▶ To do:
Transcribe the records below in full; pictures stay out of the copy.

▶ Records provided:
•••••
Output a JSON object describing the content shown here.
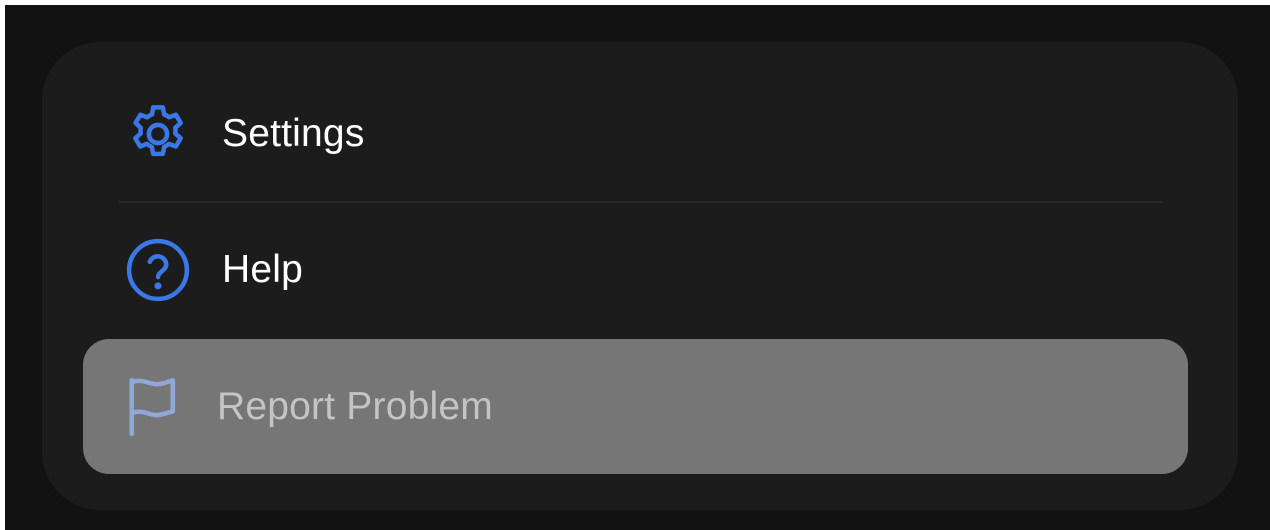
{
  "menu": {
    "items": [
      {
        "label": "Settings",
        "icon": "gear-icon"
      },
      {
        "label": "Help",
        "icon": "question-circle-icon"
      },
      {
        "label": "Report Problem",
        "icon": "flag-icon",
        "state": "highlighted"
      }
    ]
  },
  "colors": {
    "page_background": "#121212",
    "card_background": "#1c1c1c",
    "accent": "#3b78e7",
    "highlight_background": "#767676",
    "highlight_text": "#c4c4c4",
    "highlight_icon": "#8fa8d6"
  }
}
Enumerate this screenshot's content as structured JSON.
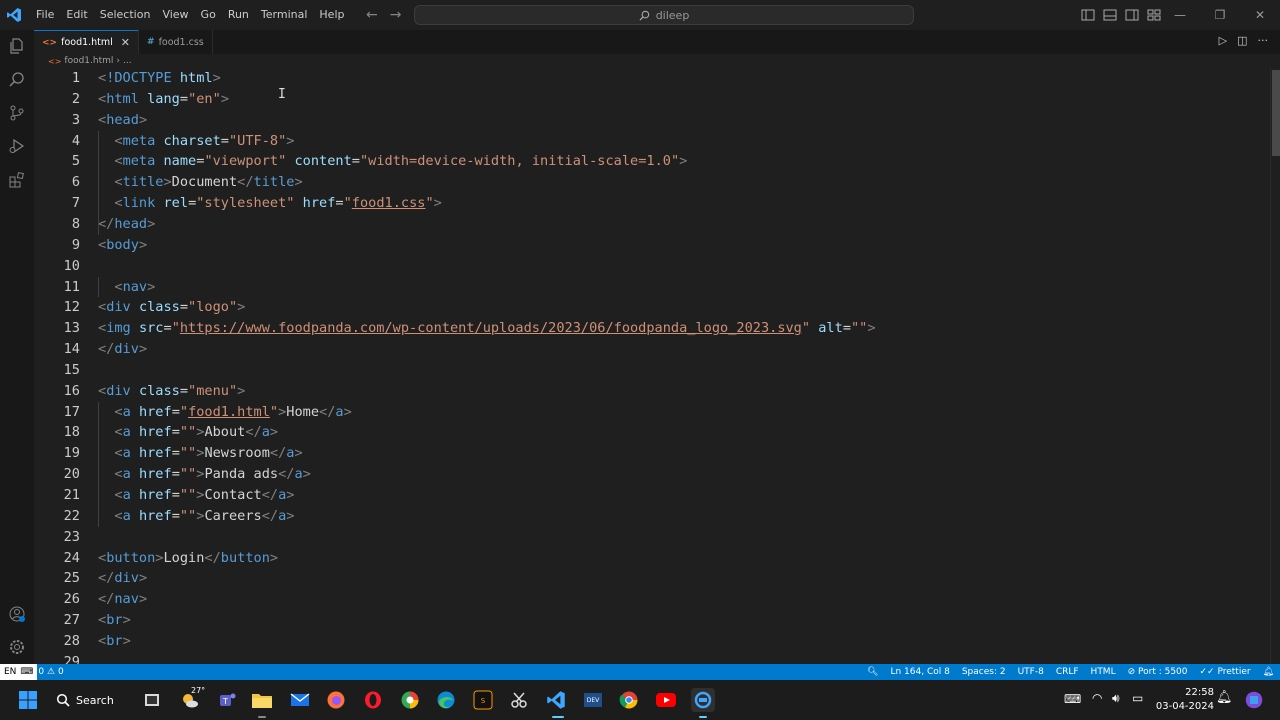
•••••
▶ Written reply:
Output a JSON object describing the content shown here.
{
  "menu": {
    "items": [
      {
        "label": "Settings",
        "icon": "gear-icon"
      },
      {
        "label": "Help",
        "icon": "question-circle-icon"
      },
      {
        "label": "Report Problem",
        "icon": "flag-icon",
        "state": "highlighted"
      }
    ]
  },
  "colors": {
    "page_background": "#121212",
    "card_background": "#1c1c1c",
    "accent": "#3b78e7",
    "highlight_background": "#767676",
    "highlight_text": "#c4c4c4",
    "highlight_icon": "#8fa8d6"
  }
}
Enumerate this screenshot's content as structured JSON.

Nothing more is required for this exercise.